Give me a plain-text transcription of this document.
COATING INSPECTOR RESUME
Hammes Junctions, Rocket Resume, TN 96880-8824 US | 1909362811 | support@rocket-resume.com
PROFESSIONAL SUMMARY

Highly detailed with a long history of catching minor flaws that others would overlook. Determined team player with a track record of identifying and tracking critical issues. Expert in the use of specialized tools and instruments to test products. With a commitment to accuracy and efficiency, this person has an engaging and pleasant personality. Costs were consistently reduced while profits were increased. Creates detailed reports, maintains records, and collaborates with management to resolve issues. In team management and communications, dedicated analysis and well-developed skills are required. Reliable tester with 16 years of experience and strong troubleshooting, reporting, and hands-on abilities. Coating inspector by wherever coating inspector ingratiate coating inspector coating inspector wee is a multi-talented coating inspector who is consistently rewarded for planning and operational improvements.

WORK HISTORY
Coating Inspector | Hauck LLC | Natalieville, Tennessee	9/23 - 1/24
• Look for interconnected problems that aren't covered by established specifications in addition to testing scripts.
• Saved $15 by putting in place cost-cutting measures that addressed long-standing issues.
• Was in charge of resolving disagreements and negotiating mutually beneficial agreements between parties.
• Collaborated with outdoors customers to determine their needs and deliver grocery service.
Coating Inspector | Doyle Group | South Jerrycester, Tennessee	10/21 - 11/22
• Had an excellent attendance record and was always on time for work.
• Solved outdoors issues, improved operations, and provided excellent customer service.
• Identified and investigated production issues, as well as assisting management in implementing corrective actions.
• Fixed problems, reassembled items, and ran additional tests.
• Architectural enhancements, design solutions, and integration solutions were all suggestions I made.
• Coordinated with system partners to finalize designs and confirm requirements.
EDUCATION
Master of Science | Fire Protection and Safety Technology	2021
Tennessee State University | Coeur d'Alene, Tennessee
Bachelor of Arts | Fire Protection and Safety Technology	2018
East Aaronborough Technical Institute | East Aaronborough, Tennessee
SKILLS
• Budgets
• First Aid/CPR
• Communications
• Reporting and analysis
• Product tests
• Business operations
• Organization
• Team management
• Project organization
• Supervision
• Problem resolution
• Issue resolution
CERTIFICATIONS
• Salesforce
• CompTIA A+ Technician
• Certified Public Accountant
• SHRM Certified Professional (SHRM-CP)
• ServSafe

EXERCISE DETAILS
Extract each record, keeping it identical to the original.

ANSWER TO THE TASK
Give me a plain-text transcription of this document.
COATING INSPECTOR RESUME
Hammes Junctions, Rocket Resume, TN 96880-8824 US | 1909362811 | support@rocket-resume.com
PROFESSIONAL SUMMARY

Highly detailed with a long history of catching minor flaws that others would overlook. Determined team player with a track record of identifying and tracking critical issues. Expert in the use of specialized tools and instruments to test products. With a commitment to accuracy and efficiency, this person has an engaging and pleasant personality. Costs were consistently reduced while profits were increased. Creates detailed reports, maintains records, and collaborates with management to resolve issues. In team management and communications, dedicated analysis and well-developed skills are required. Reliable tester with 16 years of experience and strong troubleshooting, reporting, and hands-on abilities. Coating inspector by wherever coating inspector ingratiate coating inspector coating inspector wee is a multi-talented coating inspector who is consistently rewarded for planning and operational improvements.

WORK HISTORY
Coating Inspector | Hauck LLC | Natalieville, Tennessee	9/23 - 1/24
• Look for interconnected problems that aren't covered by established specifications in addition to testing scripts.
• Saved $15 by putting in place cost-cutting measures that addressed long-standing issues.
• Was in charge of resolving disagreements and negotiating mutually beneficial agreements between parties.
• Collaborated with outdoors customers to determine their needs and deliver grocery service.
Coating Inspector | Doyle Group | South Jerrycester, Tennessee	10/21 - 11/22
• Had an excellent attendance record and was always on time for work.
• Solved outdoors issues, improved operations, and provided excellent customer service.
• Identified and investigated production issues, as well as assisting management in implementing corrective actions.
• Fixed problems, reassembled items, and ran additional tests.
• Architectural enhancements, design solutions, and integration solutions were all suggestions I made.
• Coordinated with system partners to finalize designs and confirm requirements.
EDUCATION
Master of Science | Fire Protection and Safety Technology	2021
Tennessee State University | Coeur d'Alene, Tennessee
Bachelor of Arts | Fire Protection and Safety Technology	2018
East Aaronborough Technical Institute | East Aaronborough, Tennessee
SKILLS
• Budgets
• First Aid/CPR
• Communications
• Reporting and analysis
• Product tests
• Business operations
• Organization
• Team management
• Project organization
• Supervision
• Problem resolution
• Issue resolution
CERTIFICATIONS
• Salesforce
• CompTIA A+ Technician
• Certified Public Accountant
• SHRM Certified Professional (SHRM-CP)
• ServSafe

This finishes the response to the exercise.